§ Task directions: Reproduce each line bearing the word "base".

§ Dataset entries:
--- begin ---

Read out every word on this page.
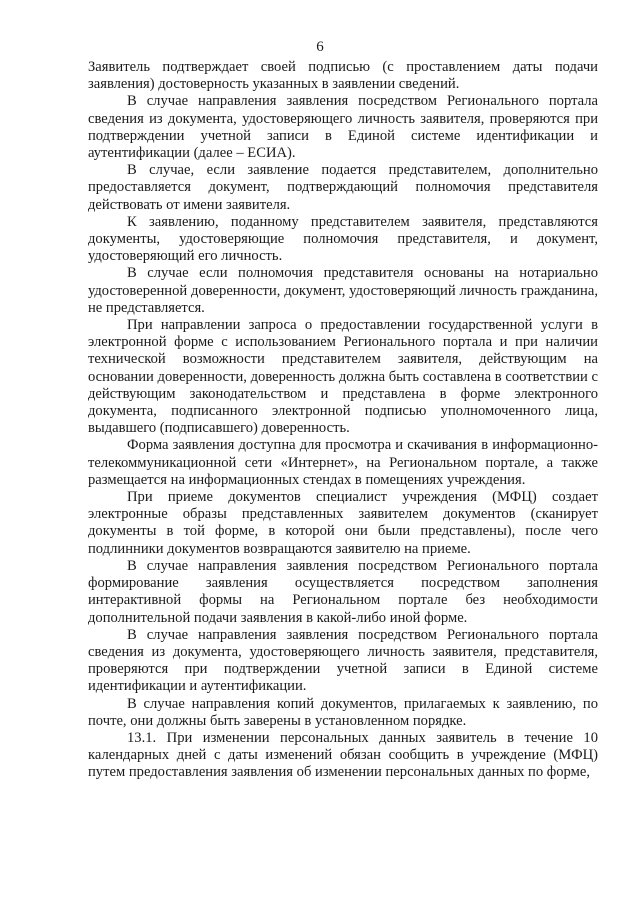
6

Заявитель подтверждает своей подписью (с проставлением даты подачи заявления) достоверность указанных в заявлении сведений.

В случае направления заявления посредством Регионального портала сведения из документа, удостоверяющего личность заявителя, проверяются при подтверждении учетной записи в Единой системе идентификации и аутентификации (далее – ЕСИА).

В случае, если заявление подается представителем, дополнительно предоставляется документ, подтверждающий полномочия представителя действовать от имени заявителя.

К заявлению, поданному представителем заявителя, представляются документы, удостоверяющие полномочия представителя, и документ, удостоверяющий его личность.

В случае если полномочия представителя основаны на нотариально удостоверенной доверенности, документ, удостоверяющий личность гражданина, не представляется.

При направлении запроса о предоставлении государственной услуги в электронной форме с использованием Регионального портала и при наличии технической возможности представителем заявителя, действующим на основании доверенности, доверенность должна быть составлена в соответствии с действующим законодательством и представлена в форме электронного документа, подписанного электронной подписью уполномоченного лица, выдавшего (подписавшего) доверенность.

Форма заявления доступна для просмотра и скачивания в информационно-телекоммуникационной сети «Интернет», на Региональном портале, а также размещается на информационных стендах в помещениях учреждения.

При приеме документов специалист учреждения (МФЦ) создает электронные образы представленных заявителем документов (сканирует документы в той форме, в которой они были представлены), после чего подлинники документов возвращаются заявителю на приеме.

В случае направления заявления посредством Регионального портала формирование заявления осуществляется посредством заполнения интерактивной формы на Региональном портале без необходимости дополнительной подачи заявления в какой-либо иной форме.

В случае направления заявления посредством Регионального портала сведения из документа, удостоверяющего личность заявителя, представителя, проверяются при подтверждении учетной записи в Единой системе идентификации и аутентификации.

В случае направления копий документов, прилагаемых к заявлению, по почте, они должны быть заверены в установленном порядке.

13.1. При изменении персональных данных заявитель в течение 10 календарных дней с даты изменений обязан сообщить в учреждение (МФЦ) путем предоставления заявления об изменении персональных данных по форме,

--- end ---
--- begin ---

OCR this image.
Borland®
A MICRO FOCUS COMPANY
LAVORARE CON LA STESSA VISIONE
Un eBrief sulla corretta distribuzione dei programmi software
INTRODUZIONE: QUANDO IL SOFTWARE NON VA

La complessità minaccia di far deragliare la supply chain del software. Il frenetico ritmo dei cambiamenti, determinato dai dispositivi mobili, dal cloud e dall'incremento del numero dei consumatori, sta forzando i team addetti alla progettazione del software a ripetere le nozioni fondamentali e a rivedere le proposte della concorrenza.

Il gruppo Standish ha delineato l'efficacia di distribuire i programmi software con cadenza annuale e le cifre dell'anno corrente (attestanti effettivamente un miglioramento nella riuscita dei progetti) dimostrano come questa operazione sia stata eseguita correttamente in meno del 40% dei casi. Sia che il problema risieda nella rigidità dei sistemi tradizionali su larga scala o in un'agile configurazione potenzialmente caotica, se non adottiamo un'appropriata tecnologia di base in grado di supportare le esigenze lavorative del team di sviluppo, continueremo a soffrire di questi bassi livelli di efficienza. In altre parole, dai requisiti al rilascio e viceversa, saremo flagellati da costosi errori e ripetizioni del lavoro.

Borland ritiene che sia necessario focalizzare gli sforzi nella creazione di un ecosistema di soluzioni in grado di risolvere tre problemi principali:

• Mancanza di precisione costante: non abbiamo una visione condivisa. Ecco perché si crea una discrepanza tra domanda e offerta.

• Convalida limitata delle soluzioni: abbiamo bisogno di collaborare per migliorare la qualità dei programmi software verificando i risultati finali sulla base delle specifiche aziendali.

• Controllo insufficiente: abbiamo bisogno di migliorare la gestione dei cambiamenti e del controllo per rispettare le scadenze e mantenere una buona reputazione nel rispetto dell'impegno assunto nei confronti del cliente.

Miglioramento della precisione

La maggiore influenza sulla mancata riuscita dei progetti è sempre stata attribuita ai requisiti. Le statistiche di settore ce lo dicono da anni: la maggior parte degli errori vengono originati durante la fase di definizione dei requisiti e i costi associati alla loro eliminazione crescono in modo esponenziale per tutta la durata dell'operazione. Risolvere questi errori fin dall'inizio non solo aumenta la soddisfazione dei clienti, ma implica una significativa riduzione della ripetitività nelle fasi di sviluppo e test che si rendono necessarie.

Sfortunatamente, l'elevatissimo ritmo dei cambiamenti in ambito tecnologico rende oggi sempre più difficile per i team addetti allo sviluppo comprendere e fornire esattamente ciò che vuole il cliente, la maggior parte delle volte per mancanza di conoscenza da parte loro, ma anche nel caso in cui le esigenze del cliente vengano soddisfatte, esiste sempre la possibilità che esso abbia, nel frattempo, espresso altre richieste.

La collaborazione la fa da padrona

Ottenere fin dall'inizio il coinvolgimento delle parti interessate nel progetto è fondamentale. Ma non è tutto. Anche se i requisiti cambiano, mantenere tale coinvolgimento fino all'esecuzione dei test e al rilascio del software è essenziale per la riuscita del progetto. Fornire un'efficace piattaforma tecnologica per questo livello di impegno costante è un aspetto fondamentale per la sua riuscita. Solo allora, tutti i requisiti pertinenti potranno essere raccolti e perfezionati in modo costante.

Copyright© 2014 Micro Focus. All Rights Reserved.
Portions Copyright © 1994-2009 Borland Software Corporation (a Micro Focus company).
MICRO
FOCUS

--- end ---
--- begin ---

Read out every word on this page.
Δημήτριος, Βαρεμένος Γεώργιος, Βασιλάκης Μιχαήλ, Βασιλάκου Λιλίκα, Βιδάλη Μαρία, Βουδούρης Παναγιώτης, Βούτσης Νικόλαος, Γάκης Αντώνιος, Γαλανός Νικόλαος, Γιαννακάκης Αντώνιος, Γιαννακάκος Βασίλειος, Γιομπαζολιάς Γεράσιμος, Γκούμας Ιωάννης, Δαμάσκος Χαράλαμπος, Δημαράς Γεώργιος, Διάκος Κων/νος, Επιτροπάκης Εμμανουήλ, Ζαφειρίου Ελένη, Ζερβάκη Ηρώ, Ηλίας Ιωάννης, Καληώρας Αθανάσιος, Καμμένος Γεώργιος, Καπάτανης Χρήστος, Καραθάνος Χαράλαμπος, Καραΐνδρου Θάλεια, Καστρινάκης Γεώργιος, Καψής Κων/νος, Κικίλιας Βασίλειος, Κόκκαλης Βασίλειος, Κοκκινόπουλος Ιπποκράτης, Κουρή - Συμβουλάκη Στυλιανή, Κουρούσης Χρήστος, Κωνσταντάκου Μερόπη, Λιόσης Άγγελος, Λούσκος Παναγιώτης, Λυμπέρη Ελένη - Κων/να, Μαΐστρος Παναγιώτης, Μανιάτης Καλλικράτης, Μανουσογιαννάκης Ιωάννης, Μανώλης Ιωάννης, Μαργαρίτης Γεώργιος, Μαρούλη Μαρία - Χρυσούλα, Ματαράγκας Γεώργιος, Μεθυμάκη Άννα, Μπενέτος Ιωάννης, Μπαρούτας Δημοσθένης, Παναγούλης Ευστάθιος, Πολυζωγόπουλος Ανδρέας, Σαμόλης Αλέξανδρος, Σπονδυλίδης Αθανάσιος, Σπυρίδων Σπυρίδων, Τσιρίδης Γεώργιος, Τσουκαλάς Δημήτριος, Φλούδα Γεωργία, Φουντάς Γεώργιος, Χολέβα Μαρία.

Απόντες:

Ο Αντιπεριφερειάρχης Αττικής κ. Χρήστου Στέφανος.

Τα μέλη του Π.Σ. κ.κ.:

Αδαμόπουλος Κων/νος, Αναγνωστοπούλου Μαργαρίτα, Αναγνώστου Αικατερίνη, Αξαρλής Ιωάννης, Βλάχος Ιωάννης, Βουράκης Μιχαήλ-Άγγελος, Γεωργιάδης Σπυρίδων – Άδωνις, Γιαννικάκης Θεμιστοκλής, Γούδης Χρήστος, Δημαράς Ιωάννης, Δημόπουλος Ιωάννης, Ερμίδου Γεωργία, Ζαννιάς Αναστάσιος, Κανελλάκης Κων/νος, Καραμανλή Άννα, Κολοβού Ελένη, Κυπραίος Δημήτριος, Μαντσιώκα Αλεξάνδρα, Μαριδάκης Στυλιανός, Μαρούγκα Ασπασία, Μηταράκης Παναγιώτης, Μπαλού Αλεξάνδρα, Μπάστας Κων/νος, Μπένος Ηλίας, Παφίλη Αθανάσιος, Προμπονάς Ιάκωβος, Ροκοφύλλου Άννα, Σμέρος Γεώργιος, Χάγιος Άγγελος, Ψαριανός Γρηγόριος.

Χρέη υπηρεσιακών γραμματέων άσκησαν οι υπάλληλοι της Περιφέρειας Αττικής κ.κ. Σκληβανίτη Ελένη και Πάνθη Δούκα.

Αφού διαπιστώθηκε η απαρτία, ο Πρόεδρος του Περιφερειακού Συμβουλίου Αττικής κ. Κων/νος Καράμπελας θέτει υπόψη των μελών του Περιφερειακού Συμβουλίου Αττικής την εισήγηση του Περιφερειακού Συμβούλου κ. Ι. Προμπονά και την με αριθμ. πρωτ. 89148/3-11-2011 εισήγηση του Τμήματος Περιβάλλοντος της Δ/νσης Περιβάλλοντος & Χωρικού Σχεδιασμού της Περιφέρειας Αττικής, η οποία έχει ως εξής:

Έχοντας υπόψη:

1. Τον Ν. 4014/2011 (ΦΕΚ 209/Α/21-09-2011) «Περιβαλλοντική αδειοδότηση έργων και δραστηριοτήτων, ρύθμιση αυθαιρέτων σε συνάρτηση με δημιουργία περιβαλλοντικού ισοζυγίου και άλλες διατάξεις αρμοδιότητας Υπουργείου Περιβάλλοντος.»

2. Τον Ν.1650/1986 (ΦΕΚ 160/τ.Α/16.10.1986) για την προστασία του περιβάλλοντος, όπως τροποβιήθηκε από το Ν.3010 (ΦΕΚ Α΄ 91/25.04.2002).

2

--- end ---

§ Written response:
Il gruppo Standish ha delineato l'efficacia di distribuire i programmi software con cadenza annuale e le cifre dell'anno corrente (attestanti effettivamente un miglioramento nella riuscita dei progetti) dimostrano come questa operazione sia stata eseguita correttamente in meno del 40% dei casi. Sia che il problema risieda nella rigidità dei sistemi tradizionali su larga scala o in un'agile configurazione potenzialmente caotica, se non adottiamo un'appropriata tecnologia di base in grado di supportare le esigenze lavorative del team di sviluppo, continueremo a soffrire di questi bassi livelli di efficienza. In altre parole, dai requisiti al rilascio e viceversa, saremo flagellati da costosi errori e ripetizioni del lavoro.
• Convalida limitata delle soluzioni: abbiamo bisogno di collaborare per migliorare la qualità dei programmi software verificando i risultati finali sulla base delle specifiche aziendali.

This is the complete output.